(Dataset entries)
· · ·

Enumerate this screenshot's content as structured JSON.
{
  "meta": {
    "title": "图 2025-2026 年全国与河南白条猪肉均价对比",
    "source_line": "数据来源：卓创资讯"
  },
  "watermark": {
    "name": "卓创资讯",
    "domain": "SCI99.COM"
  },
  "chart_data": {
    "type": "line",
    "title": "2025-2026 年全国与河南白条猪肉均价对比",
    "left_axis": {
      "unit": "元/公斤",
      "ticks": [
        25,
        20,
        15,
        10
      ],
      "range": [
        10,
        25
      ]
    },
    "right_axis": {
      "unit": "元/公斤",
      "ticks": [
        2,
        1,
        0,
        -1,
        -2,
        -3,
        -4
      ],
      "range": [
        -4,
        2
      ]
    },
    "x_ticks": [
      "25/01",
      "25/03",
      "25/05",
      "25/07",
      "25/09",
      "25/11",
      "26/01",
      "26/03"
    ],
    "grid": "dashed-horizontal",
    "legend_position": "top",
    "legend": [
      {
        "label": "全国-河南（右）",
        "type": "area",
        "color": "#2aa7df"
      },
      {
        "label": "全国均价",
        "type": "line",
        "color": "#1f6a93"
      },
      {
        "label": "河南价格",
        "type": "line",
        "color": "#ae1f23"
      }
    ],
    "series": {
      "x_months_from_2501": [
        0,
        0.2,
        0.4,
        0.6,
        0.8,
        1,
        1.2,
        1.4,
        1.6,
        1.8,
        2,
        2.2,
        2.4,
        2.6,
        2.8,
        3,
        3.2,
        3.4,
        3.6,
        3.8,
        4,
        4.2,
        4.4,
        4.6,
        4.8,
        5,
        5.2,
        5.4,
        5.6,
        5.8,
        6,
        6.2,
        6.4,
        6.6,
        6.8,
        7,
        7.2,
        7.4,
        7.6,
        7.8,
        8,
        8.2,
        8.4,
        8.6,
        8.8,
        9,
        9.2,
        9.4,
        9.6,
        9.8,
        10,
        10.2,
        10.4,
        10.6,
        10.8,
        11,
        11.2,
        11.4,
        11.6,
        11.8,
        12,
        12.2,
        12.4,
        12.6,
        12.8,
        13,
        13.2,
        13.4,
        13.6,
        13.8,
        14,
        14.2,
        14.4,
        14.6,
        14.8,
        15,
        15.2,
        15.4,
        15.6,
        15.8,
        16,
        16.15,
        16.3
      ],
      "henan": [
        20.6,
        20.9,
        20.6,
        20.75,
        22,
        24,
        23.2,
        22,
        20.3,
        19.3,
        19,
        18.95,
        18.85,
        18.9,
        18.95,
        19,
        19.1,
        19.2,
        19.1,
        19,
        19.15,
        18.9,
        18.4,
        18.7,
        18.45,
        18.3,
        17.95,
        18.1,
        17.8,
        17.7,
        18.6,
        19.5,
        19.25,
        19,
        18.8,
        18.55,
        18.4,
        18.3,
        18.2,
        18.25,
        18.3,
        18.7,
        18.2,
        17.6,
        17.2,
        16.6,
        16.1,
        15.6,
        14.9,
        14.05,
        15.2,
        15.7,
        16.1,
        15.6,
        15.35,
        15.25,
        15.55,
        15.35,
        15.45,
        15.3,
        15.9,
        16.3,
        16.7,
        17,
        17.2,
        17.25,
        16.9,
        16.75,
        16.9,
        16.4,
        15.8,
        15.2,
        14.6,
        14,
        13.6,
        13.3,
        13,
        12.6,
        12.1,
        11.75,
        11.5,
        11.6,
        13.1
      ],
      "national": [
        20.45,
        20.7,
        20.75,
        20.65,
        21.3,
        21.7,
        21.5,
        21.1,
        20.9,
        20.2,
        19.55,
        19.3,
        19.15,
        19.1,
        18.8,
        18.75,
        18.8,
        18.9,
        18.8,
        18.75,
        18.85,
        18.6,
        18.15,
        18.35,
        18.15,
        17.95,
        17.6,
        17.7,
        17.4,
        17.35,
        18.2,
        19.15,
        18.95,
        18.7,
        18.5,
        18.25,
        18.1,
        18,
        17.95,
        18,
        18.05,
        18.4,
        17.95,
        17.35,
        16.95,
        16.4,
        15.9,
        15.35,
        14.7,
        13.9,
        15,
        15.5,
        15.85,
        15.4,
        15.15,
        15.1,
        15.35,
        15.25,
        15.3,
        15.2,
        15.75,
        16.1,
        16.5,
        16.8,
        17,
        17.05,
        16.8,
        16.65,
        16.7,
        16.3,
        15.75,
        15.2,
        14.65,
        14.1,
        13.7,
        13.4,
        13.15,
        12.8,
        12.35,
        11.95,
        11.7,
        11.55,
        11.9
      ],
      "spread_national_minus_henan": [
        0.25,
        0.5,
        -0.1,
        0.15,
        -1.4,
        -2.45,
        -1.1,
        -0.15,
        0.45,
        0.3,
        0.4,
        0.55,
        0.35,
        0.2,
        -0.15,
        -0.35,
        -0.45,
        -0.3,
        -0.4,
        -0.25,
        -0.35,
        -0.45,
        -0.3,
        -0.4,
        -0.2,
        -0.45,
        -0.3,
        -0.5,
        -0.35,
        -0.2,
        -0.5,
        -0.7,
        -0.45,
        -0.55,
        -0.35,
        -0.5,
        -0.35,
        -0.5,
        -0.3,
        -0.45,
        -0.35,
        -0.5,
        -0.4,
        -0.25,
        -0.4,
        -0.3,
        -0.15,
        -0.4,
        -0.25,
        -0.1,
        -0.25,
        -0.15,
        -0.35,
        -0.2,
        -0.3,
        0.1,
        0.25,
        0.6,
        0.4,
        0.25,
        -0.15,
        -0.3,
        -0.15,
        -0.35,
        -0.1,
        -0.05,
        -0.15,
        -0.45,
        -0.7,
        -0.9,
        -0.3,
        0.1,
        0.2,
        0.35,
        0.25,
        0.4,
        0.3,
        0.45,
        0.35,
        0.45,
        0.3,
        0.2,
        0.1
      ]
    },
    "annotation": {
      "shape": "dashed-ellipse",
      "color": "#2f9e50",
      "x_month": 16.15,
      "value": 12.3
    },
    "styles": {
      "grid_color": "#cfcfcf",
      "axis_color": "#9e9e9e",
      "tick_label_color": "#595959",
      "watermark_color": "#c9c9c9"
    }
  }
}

· · ·

▶ _What is being asked_:
Return the material exactly as it stands.

▶ _Exercise answer_:
Enumerate this screenshot's content as structured JSON.
{
  "meta": {
    "title": "图 2025-2026 年全国与河南白条猪肉均价对比",
    "source_line": "数据来源：卓创资讯"
  },
  "watermark": {
    "name": "卓创资讯",
    "domain": "SCI99.COM"
  },
  "chart_data": {
    "type": "line",
    "title": "2025-2026 年全国与河南白条猪肉均价对比",
    "left_axis": {
      "unit": "元/公斤",
      "ticks": [
        25,
        20,
        15,
        10
      ],
      "range": [
        10,
        25
      ]
    },
    "right_axis": {
      "unit": "元/公斤",
      "ticks": [
        2,
        1,
        0,
        -1,
        -2,
        -3,
        -4
      ],
      "range": [
        -4,
        2
      ]
    },
    "x_ticks": [
      "25/01",
      "25/03",
      "25/05",
      "25/07",
      "25/09",
      "25/11",
      "26/01",
      "26/03"
    ],
    "grid": "dashed-horizontal",
    "legend_position": "top",
    "legend": [
      {
        "label": "全国-河南（右）",
        "type": "area",
        "color": "#2aa7df"
      },
      {
        "label": "全国均价",
        "type": "line",
        "color": "#1f6a93"
      },
      {
        "label": "河南价格",
        "type": "line",
        "color": "#ae1f23"
      }
    ],
    "series": {
      "x_months_from_2501": [
        0,
        0.2,
        0.4,
        0.6,
        0.8,
        1,
        1.2,
        1.4,
        1.6,
        1.8,
        2,
        2.2,
        2.4,
        2.6,
        2.8,
        3,
        3.2,
        3.4,
        3.6,
        3.8,
        4,
        4.2,
        4.4,
        4.6,
        4.8,
        5,
        5.2,
        5.4,
        5.6,
        5.8,
        6,
        6.2,
        6.4,
        6.6,
        6.8,
        7,
        7.2,
        7.4,
        7.6,
        7.8,
        8,
        8.2,
        8.4,
        8.6,
        8.8,
        9,
        9.2,
        9.4,
        9.6,
        9.8,
        10,
        10.2,
        10.4,
        10.6,
        10.8,
        11,
        11.2,
        11.4,
        11.6,
        11.8,
        12,
        12.2,
        12.4,
        12.6,
        12.8,
        13,
        13.2,
        13.4,
        13.6,
        13.8,
        14,
        14.2,
        14.4,
        14.6,
        14.8,
        15,
        15.2,
        15.4,
        15.6,
        15.8,
        16,
        16.15,
        16.3
      ],
      "henan": [
        20.6,
        20.9,
        20.6,
        20.75,
        22,
        24,
        23.2,
        22,
        20.3,
        19.3,
        19,
        18.95,
        18.85,
        18.9,
        18.95,
        19,
        19.1,
        19.2,
        19.1,
        19,
        19.15,
        18.9,
        18.4,
        18.7,
        18.45,
        18.3,
        17.95,
        18.1,
        17.8,
        17.7,
        18.6,
        19.5,
        19.25,
        19,
        18.8,
        18.55,
        18.4,
        18.3,
        18.2,
        18.25,
        18.3,
        18.7,
        18.2,
        17.6,
        17.2,
        16.6,
        16.1,
        15.6,
        14.9,
        14.05,
        15.2,
        15.7,
        16.1,
        15.6,
        15.35,
        15.25,
        15.55,
        15.35,
        15.45,
        15.3,
        15.9,
        16.3,
        16.7,
        17,
        17.2,
        17.25,
        16.9,
        16.75,
        16.9,
        16.4,
        15.8,
        15.2,
        14.6,
        14,
        13.6,
        13.3,
        13,
        12.6,
        12.1,
        11.75,
        11.5,
        11.6,
        13.1
      ],
      "national": [
        20.45,
        20.7,
        20.75,
        20.65,
        21.3,
        21.7,
        21.5,
        21.1,
        20.9,
        20.2,
        19.55,
        19.3,
        19.15,
        19.1,
        18.8,
        18.75,
        18.8,
        18.9,
        18.8,
        18.75,
        18.85,
        18.6,
        18.15,
        18.35,
        18.15,
        17.95,
        17.6,
        17.7,
        17.4,
        17.35,
        18.2,
        19.15,
        18.95,
        18.7,
        18.5,
        18.25,
        18.1,
        18,
        17.95,
        18,
        18.05,
        18.4,
        17.95,
        17.35,
        16.95,
        16.4,
        15.9,
        15.35,
        14.7,
        13.9,
        15,
        15.5,
        15.85,
        15.4,
        15.15,
        15.1,
        15.35,
        15.25,
        15.3,
        15.2,
        15.75,
        16.1,
        16.5,
        16.8,
        17,
        17.05,
        16.8,
        16.65,
        16.7,
        16.3,
        15.75,
        15.2,
        14.65,
        14.1,
        13.7,
        13.4,
        13.15,
        12.8,
        12.35,
        11.95,
        11.7,
        11.55,
        11.9
      ],
      "spread_national_minus_henan": [
        0.25,
        0.5,
        -0.1,
        0.15,
        -1.4,
        -2.45,
        -1.1,
        -0.15,
        0.45,
        0.3,
        0.4,
        0.55,
        0.35,
        0.2,
        -0.15,
        -0.35,
        -0.45,
        -0.3,
        -0.4,
        -0.25,
        -0.35,
        -0.45,
        -0.3,
        -0.4,
        -0.2,
        -0.45,
        -0.3,
        -0.5,
        -0.35,
        -0.2,
        -0.5,
        -0.7,
        -0.45,
        -0.55,
        -0.35,
        -0.5,
        -0.35,
        -0.5,
        -0.3,
        -0.45,
        -0.35,
        -0.5,
        -0.4,
        -0.25,
        -0.4,
        -0.3,
        -0.15,
        -0.4,
        -0.25,
        -0.1,
        -0.25,
        -0.15,
        -0.35,
        -0.2,
        -0.3,
        0.1,
        0.25,
        0.6,
        0.4,
        0.25,
        -0.15,
        -0.3,
        -0.15,
        -0.35,
        -0.1,
        -0.05,
        -0.15,
        -0.45,
        -0.7,
        -0.9,
        -0.3,
        0.1,
        0.2,
        0.35,
        0.25,
        0.4,
        0.3,
        0.45,
        0.35,
        0.45,
        0.3,
        0.2,
        0.1
      ]
    },
    "annotation": {
      "shape": "dashed-ellipse",
      "color": "#2f9e50",
      "x_month": 16.15,
      "value": 12.3
    },
    "styles": {
      "grid_color": "#cfcfcf",
      "axis_color": "#9e9e9e",
      "tick_label_color": "#595959",
      "watermark_color": "#c9c9c9"
    }
  }
}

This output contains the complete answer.